** start MATERIAL PROVIDED **

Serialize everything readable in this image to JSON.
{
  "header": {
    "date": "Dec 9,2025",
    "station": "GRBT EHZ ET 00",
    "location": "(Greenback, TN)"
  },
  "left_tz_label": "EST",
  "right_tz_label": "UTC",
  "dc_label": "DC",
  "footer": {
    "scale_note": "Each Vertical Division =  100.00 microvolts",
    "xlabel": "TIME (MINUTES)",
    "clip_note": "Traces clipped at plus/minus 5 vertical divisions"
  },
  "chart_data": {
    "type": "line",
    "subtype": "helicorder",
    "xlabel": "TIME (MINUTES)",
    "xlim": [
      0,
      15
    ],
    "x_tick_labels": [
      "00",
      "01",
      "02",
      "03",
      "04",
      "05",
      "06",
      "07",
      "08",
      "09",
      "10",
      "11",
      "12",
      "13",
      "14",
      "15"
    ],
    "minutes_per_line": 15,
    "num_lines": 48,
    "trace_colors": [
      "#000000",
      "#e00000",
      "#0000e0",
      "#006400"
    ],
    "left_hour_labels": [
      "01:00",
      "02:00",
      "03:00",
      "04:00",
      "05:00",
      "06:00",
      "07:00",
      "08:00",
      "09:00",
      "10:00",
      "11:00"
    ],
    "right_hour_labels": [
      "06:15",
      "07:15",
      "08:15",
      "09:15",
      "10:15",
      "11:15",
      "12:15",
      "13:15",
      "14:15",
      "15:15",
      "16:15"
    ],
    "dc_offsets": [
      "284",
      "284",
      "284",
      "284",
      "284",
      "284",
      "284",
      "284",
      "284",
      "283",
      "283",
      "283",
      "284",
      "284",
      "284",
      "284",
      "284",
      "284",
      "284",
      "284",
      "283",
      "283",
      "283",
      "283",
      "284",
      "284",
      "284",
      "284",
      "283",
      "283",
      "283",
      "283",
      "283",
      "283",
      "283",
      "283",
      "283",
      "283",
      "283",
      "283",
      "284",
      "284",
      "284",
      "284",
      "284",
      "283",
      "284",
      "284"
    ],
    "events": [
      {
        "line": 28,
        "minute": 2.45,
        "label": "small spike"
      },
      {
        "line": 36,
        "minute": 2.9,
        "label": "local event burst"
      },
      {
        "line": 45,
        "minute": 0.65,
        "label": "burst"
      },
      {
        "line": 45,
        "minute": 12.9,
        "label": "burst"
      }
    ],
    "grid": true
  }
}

** end MATERIAL PROVIDED **

» **WHAT TO DO**
Restate each entry exactly, skipping none.

» **OUTPUT FOR THIS TASK**
Serialize everything readable in this image to JSON.
{
  "header": {
    "date": "Dec 9,2025",
    "station": "GRBT EHZ ET 00",
    "location": "(Greenback, TN)"
  },
  "left_tz_label": "EST",
  "right_tz_label": "UTC",
  "dc_label": "DC",
  "footer": {
    "scale_note": "Each Vertical Division =  100.00 microvolts",
    "xlabel": "TIME (MINUTES)",
    "clip_note": "Traces clipped at plus/minus 5 vertical divisions"
  },
  "chart_data": {
    "type": "line",
    "subtype": "helicorder",
    "xlabel": "TIME (MINUTES)",
    "xlim": [
      0,
      15
    ],
    "x_tick_labels": [
      "00",
      "01",
      "02",
      "03",
      "04",
      "05",
      "06",
      "07",
      "08",
      "09",
      "10",
      "11",
      "12",
      "13",
      "14",
      "15"
    ],
    "minutes_per_line": 15,
    "num_lines": 48,
    "trace_colors": [
      "#000000",
      "#e00000",
      "#0000e0",
      "#006400"
    ],
    "left_hour_labels": [
      "01:00",
      "02:00",
      "03:00",
      "04:00",
      "05:00",
      "06:00",
      "07:00",
      "08:00",
      "09:00",
      "10:00",
      "11:00"
    ],
    "right_hour_labels": [
      "06:15",
      "07:15",
      "08:15",
      "09:15",
      "10:15",
      "11:15",
      "12:15",
      "13:15",
      "14:15",
      "15:15",
      "16:15"
    ],
    "dc_offsets": [
      "284",
      "284",
      "284",
      "284",
      "284",
      "284",
      "284",
      "284",
      "284",
      "283",
      "283",
      "283",
      "284",
      "284",
      "284",
      "284",
      "284",
      "284",
      "284",
      "284",
      "283",
      "283",
      "283",
      "283",
      "284",
      "284",
      "284",
      "284",
      "283",
      "283",
      "283",
      "283",
      "283",
      "283",
      "283",
      "283",
      "283",
      "283",
      "283",
      "283",
      "284",
      "284",
      "284",
      "284",
      "284",
      "283",
      "284",
      "284"
    ],
    "events": [
      {
        "line": 28,
        "minute": 2.45,
        "label": "small spike"
      },
      {
        "line": 36,
        "minute": 2.9,
        "label": "local event burst"
      },
      {
        "line": 45,
        "minute": 0.65,
        "label": "burst"
      },
      {
        "line": 45,
        "minute": 12.9,
        "label": "burst"
      }
    ],
    "grid": true
  }
}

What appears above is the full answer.